#### EXERCISE
Reproduce the records below in full and word for word, excluding pictures.

#### Records from a data source
○ ○ ○ ○ ○ ○ ○

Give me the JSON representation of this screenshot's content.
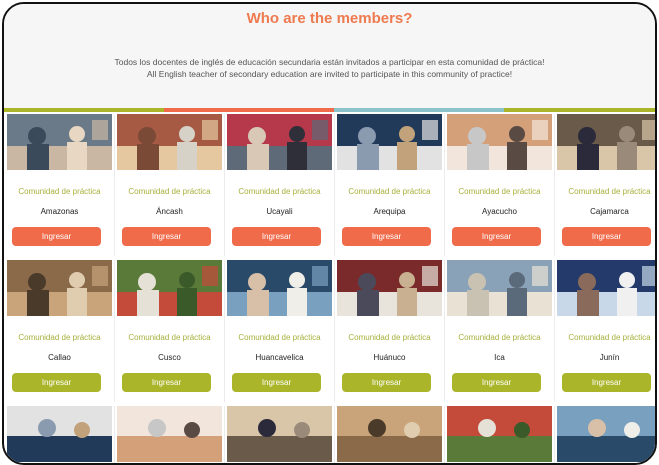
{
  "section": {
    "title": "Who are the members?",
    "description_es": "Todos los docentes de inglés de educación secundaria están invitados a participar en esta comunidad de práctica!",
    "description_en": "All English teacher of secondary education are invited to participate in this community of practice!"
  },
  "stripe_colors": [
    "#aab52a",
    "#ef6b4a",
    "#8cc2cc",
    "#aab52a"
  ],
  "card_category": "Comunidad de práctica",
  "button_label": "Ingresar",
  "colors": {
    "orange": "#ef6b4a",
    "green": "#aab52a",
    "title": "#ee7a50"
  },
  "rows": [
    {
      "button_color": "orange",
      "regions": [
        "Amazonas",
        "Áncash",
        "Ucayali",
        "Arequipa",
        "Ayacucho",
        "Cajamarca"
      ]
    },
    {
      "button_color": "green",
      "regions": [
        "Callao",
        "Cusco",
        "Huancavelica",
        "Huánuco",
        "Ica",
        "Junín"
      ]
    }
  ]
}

○ ○ ○ ○ ○ ○ ○

#### ANSWER TO THIS EXERCISE
Give me the JSON representation of this screenshot's content.
{
  "section": {
    "title": "Who are the members?",
    "description_es": "Todos los docentes de inglés de educación secundaria están invitados a participar en esta comunidad de práctica!",
    "description_en": "All English teacher of secondary education are invited to participate in this community of practice!"
  },
  "stripe_colors": [
    "#aab52a",
    "#ef6b4a",
    "#8cc2cc",
    "#aab52a"
  ],
  "card_category": "Comunidad de práctica",
  "button_label": "Ingresar",
  "colors": {
    "orange": "#ef6b4a",
    "green": "#aab52a",
    "title": "#ee7a50"
  },
  "rows": [
    {
      "button_color": "orange",
      "regions": [
        "Amazonas",
        "Áncash",
        "Ucayali",
        "Arequipa",
        "Ayacucho",
        "Cajamarca"
      ]
    },
    {
      "button_color": "green",
      "regions": [
        "Callao",
        "Cusco",
        "Huancavelica",
        "Huánuco",
        "Ica",
        "Junín"
      ]
    }
  ]
}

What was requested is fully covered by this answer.